• _What is expected_: Type the records out again in full, exactly.
········
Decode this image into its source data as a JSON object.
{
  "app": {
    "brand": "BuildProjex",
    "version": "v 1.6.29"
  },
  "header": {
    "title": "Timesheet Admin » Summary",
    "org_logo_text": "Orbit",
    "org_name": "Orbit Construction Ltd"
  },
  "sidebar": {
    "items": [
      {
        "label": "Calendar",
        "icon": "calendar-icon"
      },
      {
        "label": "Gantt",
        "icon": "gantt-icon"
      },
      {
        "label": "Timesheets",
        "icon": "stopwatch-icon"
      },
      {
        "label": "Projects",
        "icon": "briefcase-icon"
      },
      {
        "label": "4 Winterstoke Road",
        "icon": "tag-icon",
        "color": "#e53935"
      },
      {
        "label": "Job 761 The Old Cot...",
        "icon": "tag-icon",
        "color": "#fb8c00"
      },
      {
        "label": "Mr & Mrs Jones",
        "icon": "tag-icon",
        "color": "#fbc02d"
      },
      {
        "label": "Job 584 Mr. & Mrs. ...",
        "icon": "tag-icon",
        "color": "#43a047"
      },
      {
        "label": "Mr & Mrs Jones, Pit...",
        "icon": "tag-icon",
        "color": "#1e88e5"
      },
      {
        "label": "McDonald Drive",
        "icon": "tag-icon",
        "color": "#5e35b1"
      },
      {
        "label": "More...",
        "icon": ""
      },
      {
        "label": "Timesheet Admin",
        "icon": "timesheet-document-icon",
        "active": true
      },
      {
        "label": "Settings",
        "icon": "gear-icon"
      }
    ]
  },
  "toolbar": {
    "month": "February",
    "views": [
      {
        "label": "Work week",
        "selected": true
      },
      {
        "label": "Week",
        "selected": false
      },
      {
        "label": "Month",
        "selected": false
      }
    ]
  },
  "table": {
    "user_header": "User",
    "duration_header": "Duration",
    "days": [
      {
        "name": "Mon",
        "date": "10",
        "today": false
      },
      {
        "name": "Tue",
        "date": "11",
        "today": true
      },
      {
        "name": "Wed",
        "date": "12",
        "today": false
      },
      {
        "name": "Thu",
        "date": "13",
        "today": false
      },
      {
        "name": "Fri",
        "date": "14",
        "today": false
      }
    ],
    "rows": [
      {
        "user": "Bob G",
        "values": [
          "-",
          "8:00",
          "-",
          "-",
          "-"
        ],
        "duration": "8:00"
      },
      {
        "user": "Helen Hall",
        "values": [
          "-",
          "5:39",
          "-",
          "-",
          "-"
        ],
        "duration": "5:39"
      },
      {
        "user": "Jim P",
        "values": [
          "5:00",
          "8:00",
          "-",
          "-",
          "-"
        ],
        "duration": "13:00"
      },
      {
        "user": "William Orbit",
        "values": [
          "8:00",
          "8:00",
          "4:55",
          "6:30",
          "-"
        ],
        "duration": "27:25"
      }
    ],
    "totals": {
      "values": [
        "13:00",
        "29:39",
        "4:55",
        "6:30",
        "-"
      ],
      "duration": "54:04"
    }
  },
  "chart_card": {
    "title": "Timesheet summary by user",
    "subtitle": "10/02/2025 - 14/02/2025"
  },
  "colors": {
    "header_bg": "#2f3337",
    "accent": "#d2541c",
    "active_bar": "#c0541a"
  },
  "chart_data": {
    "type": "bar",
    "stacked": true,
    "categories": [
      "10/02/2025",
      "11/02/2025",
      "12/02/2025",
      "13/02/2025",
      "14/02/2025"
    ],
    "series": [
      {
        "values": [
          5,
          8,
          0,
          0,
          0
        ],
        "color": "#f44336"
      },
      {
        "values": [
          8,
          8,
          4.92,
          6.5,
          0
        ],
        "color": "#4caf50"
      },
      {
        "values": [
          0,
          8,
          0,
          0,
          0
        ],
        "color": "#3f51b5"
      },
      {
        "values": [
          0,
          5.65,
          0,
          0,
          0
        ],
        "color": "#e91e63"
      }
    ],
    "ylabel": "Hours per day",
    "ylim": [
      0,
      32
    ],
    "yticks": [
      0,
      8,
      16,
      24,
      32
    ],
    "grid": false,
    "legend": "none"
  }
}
········
• _Result_:
Decode this image into its source data as a JSON object.
{
  "app": {
    "brand": "BuildProjex",
    "version": "v 1.6.29"
  },
  "header": {
    "title": "Timesheet Admin » Summary",
    "org_logo_text": "Orbit",
    "org_name": "Orbit Construction Ltd"
  },
  "sidebar": {
    "items": [
      {
        "label": "Calendar",
        "icon": "calendar-icon"
      },
      {
        "label": "Gantt",
        "icon": "gantt-icon"
      },
      {
        "label": "Timesheets",
        "icon": "stopwatch-icon"
      },
      {
        "label": "Projects",
        "icon": "briefcase-icon"
      },
      {
        "label": "4 Winterstoke Road",
        "icon": "tag-icon",
        "color": "#e53935"
      },
      {
        "label": "Job 761 The Old Cot...",
        "icon": "tag-icon",
        "color": "#fb8c00"
      },
      {
        "label": "Mr & Mrs Jones",
        "icon": "tag-icon",
        "color": "#fbc02d"
      },
      {
        "label": "Job 584 Mr. & Mrs. ...",
        "icon": "tag-icon",
        "color": "#43a047"
      },
      {
        "label": "Mr & Mrs Jones, Pit...",
        "icon": "tag-icon",
        "color": "#1e88e5"
      },
      {
        "label": "McDonald Drive",
        "icon": "tag-icon",
        "color": "#5e35b1"
      },
      {
        "label": "More...",
        "icon": ""
      },
      {
        "label": "Timesheet Admin",
        "icon": "timesheet-document-icon",
        "active": true
      },
      {
        "label": "Settings",
        "icon": "gear-icon"
      }
    ]
  },
  "toolbar": {
    "month": "February",
    "views": [
      {
        "label": "Work week",
        "selected": true
      },
      {
        "label": "Week",
        "selected": false
      },
      {
        "label": "Month",
        "selected": false
      }
    ]
  },
  "table": {
    "user_header": "User",
    "duration_header": "Duration",
    "days": [
      {
        "name": "Mon",
        "date": "10",
        "today": false
      },
      {
        "name": "Tue",
        "date": "11",
        "today": true
      },
      {
        "name": "Wed",
        "date": "12",
        "today": false
      },
      {
        "name": "Thu",
        "date": "13",
        "today": false
      },
      {
        "name": "Fri",
        "date": "14",
        "today": false
      }
    ],
    "rows": [
      {
        "user": "Bob G",
        "values": [
          "-",
          "8:00",
          "-",
          "-",
          "-"
        ],
        "duration": "8:00"
      },
      {
        "user": "Helen Hall",
        "values": [
          "-",
          "5:39",
          "-",
          "-",
          "-"
        ],
        "duration": "5:39"
      },
      {
        "user": "Jim P",
        "values": [
          "5:00",
          "8:00",
          "-",
          "-",
          "-"
        ],
        "duration": "13:00"
      },
      {
        "user": "William Orbit",
        "values": [
          "8:00",
          "8:00",
          "4:55",
          "6:30",
          "-"
        ],
        "duration": "27:25"
      }
    ],
    "totals": {
      "values": [
        "13:00",
        "29:39",
        "4:55",
        "6:30",
        "-"
      ],
      "duration": "54:04"
    }
  },
  "chart_card": {
    "title": "Timesheet summary by user",
    "subtitle": "10/02/2025 - 14/02/2025"
  },
  "colors": {
    "header_bg": "#2f3337",
    "accent": "#d2541c",
    "active_bar": "#c0541a"
  },
  "chart_data": {
    "type": "bar",
    "stacked": true,
    "categories": [
      "10/02/2025",
      "11/02/2025",
      "12/02/2025",
      "13/02/2025",
      "14/02/2025"
    ],
    "series": [
      {
        "values": [
          5,
          8,
          0,
          0,
          0
        ],
        "color": "#f44336"
      },
      {
        "values": [
          8,
          8,
          4.92,
          6.5,
          0
        ],
        "color": "#4caf50"
      },
      {
        "values": [
          0,
          8,
          0,
          0,
          0
        ],
        "color": "#3f51b5"
      },
      {
        "values": [
          0,
          5.65,
          0,
          0,
          0
        ],
        "color": "#e91e63"
      }
    ],
    "ylabel": "Hours per day",
    "ylim": [
      0,
      32
    ],
    "yticks": [
      0,
      8,
      16,
      24,
      32
    ],
    "grid": false,
    "legend": "none"
  }
}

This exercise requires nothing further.